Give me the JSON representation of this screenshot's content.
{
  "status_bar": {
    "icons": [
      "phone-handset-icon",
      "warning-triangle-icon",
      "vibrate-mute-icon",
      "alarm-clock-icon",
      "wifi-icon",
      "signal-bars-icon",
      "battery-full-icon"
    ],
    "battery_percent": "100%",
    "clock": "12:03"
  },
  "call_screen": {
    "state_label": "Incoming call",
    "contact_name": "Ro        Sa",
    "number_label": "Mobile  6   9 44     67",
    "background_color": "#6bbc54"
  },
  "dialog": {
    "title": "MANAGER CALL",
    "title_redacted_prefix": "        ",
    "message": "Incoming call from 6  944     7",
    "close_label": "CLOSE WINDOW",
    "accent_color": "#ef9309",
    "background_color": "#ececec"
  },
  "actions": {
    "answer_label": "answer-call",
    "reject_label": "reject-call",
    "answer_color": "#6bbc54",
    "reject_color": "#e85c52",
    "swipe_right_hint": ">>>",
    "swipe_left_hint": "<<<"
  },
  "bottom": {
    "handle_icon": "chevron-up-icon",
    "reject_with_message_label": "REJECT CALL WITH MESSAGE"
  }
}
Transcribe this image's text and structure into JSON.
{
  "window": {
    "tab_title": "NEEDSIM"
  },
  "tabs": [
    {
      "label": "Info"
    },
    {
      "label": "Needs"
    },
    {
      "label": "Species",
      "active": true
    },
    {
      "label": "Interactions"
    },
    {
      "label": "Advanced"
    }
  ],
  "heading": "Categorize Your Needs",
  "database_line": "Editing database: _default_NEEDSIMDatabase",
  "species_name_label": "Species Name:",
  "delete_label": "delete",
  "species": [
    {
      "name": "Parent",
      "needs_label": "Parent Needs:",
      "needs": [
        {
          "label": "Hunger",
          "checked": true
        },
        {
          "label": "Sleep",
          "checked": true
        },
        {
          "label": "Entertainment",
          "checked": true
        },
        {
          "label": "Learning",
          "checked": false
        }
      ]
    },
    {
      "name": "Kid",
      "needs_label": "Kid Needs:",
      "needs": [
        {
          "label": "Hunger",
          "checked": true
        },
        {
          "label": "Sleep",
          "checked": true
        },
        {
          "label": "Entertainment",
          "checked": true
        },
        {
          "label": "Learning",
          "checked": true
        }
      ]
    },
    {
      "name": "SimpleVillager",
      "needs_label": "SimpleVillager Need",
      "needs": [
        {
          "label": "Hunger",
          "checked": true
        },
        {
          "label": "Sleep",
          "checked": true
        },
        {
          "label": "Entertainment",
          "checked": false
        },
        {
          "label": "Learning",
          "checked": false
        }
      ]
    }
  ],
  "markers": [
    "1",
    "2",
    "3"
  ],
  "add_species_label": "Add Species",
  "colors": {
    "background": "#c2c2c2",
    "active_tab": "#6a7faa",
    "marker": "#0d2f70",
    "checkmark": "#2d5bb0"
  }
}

+===+

# TASK:
Please repeat all the records above exactly as they appear.

# EXERCISE SOLUTION:
Give me the JSON representation of this screenshot's content.
{
  "status_bar": {
    "icons": [
      "phone-handset-icon",
      "warning-triangle-icon",
      "vibrate-mute-icon",
      "alarm-clock-icon",
      "wifi-icon",
      "signal-bars-icon",
      "battery-full-icon"
    ],
    "battery_percent": "100%",
    "clock": "12:03"
  },
  "call_screen": {
    "state_label": "Incoming call",
    "contact_name": "Ro        Sa",
    "number_label": "Mobile  6   9 44     67",
    "background_color": "#6bbc54"
  },
  "dialog": {
    "title": "MANAGER CALL",
    "title_redacted_prefix": "        ",
    "message": "Incoming call from 6  944     7",
    "close_label": "CLOSE WINDOW",
    "accent_color": "#ef9309",
    "background_color": "#ececec"
  },
  "actions": {
    "answer_label": "answer-call",
    "reject_label": "reject-call",
    "answer_color": "#6bbc54",
    "reject_color": "#e85c52",
    "swipe_right_hint": ">>>",
    "swipe_left_hint": "<<<"
  },
  "bottom": {
    "handle_icon": "chevron-up-icon",
    "reject_with_message_label": "REJECT CALL WITH MESSAGE"
  }
}
Transcribe this image's text and structure into JSON.
{
  "window": {
    "tab_title": "NEEDSIM"
  },
  "tabs": [
    {
      "label": "Info"
    },
    {
      "label": "Needs"
    },
    {
      "label": "Species",
      "active": true
    },
    {
      "label": "Interactions"
    },
    {
      "label": "Advanced"
    }
  ],
  "heading": "Categorize Your Needs",
  "database_line": "Editing database: _default_NEEDSIMDatabase",
  "species_name_label": "Species Name:",
  "delete_label": "delete",
  "species": [
    {
      "name": "Parent",
      "needs_label": "Parent Needs:",
      "needs": [
        {
          "label": "Hunger",
          "checked": true
        },
        {
          "label": "Sleep",
          "checked": true
        },
        {
          "label": "Entertainment",
          "checked": true
        },
        {
          "label": "Learning",
          "checked": false
        }
      ]
    },
    {
      "name": "Kid",
      "needs_label": "Kid Needs:",
      "needs": [
        {
          "label": "Hunger",
          "checked": true
        },
        {
          "label": "Sleep",
          "checked": true
        },
        {
          "label": "Entertainment",
          "checked": true
        },
        {
          "label": "Learning",
          "checked": true
        }
      ]
    },
    {
      "name": "SimpleVillager",
      "needs_label": "SimpleVillager Need",
      "needs": [
        {
          "label": "Hunger",
          "checked": true
        },
        {
          "label": "Sleep",
          "checked": true
        },
        {
          "label": "Entertainment",
          "checked": false
        },
        {
          "label": "Learning",
          "checked": false
        }
      ]
    }
  ],
  "markers": [
    "1",
    "2",
    "3"
  ],
  "add_species_label": "Add Species",
  "colors": {
    "background": "#c2c2c2",
    "active_tab": "#6a7faa",
    "marker": "#0d2f70",
    "checkmark": "#2d5bb0"
  }
}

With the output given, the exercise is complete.